Data for this exercise>
begin
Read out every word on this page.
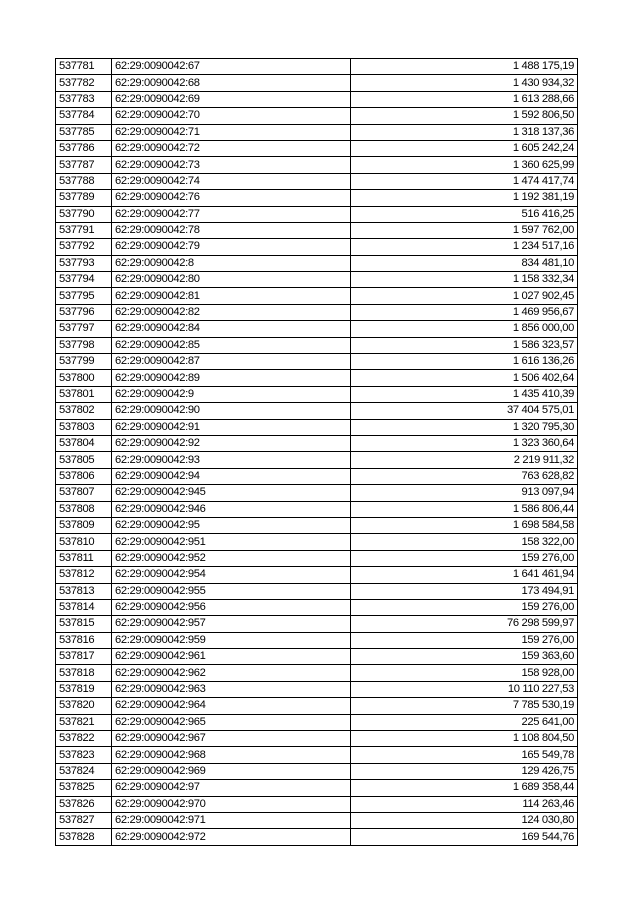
537781	62:29:0090042:67	1 488 175,19
537782	62:29:0090042:68	1 430 934,32
537783	62:29:0090042:69	1 613 288,66
537784	62:29:0090042:70	1 592 806,50
537785	62:29:0090042:71	1 318 137,36
537786	62:29:0090042:72	1 605 242,24
537787	62:29:0090042:73	1 360 625,99
537788	62:29:0090042:74	1 474 417,74
537789	62:29:0090042:76	1 192 381,19
537790	62:29:0090042:77	516 416,25
537791	62:29:0090042:78	1 597 762,00
537792	62:29:0090042:79	1 234 517,16
537793	62:29:0090042:8	834 481,10
537794	62:29:0090042:80	1 158 332,34
537795	62:29:0090042:81	1 027 902,45
537796	62:29:0090042:82	1 469 956,67
537797	62:29:0090042:84	1 856 000,00
537798	62:29:0090042:85	1 586 323,57
537799	62:29:0090042:87	1 616 136,26
537800	62:29:0090042:89	1 506 402,64
537801	62:29:0090042:9	1 435 410,39
537802	62:29:0090042:90	37 404 575,01
537803	62:29:0090042:91	1 320 795,30
537804	62:29:0090042:92	1 323 360,64
537805	62:29:0090042:93	2 219 911,32
537806	62:29:0090042:94	763 628,82
537807	62:29:0090042:945	913 097,94
537808	62:29:0090042:946	1 586 806,44
537809	62:29:0090042:95	1 698 584,58
537810	62:29:0090042:951	158 322,00
537811	62:29:0090042:952	159 276,00
537812	62:29:0090042:954	1 641 461,94
537813	62:29:0090042:955	173 494,91
537814	62:29:0090042:956	159 276,00
537815	62:29:0090042:957	76 298 599,97
537816	62:29:0090042:959	159 276,00
537817	62:29:0090042:961	159 363,60
537818	62:29:0090042:962	158 928,00
537819	62:29:0090042:963	10 110 227,53
537820	62:29:0090042:964	7 785 530,19
537821	62:29:0090042:965	225 641,00
537822	62:29:0090042:967	1 108 804,50
537823	62:29:0090042:968	165 549,78
537824	62:29:0090042:969	129 426,75
537825	62:29:0090042:97	1 689 358,44
537826	62:29:0090042:970	114 263,46
537827	62:29:0090042:971	124 030,80
537828	62:29:0090042:972	169 544,76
end
What you need to do> Give every line above again exactly, with no pictures.

The solution>
Read out every word on this page.
537781	62:29:0090042:67	1 488 175,19
537782	62:29:0090042:68	1 430 934,32
537783	62:29:0090042:69	1 613 288,66
537784	62:29:0090042:70	1 592 806,50
537785	62:29:0090042:71	1 318 137,36
537786	62:29:0090042:72	1 605 242,24
537787	62:29:0090042:73	1 360 625,99
537788	62:29:0090042:74	1 474 417,74
537789	62:29:0090042:76	1 192 381,19
537790	62:29:0090042:77	516 416,25
537791	62:29:0090042:78	1 597 762,00
537792	62:29:0090042:79	1 234 517,16
537793	62:29:0090042:8	834 481,10
537794	62:29:0090042:80	1 158 332,34
537795	62:29:0090042:81	1 027 902,45
537796	62:29:0090042:82	1 469 956,67
537797	62:29:0090042:84	1 856 000,00
537798	62:29:0090042:85	1 586 323,57
537799	62:29:0090042:87	1 616 136,26
537800	62:29:0090042:89	1 506 402,64
537801	62:29:0090042:9	1 435 410,39
537802	62:29:0090042:90	37 404 575,01
537803	62:29:0090042:91	1 320 795,30
537804	62:29:0090042:92	1 323 360,64
537805	62:29:0090042:93	2 219 911,32
537806	62:29:0090042:94	763 628,82
537807	62:29:0090042:945	913 097,94
537808	62:29:0090042:946	1 586 806,44
537809	62:29:0090042:95	1 698 584,58
537810	62:29:0090042:951	158 322,00
537811	62:29:0090042:952	159 276,00
537812	62:29:0090042:954	1 641 461,94
537813	62:29:0090042:955	173 494,91
537814	62:29:0090042:956	159 276,00
537815	62:29:0090042:957	76 298 599,97
537816	62:29:0090042:959	159 276,00
537817	62:29:0090042:961	159 363,60
537818	62:29:0090042:962	158 928,00
537819	62:29:0090042:963	10 110 227,53
537820	62:29:0090042:964	7 785 530,19
537821	62:29:0090042:965	225 641,00
537822	62:29:0090042:967	1 108 804,50
537823	62:29:0090042:968	165 549,78
537824	62:29:0090042:969	129 426,75
537825	62:29:0090042:97	1 689 358,44
537826	62:29:0090042:970	114 263,46
537827	62:29:0090042:971	124 030,80
537828	62:29:0090042:972	169 544,76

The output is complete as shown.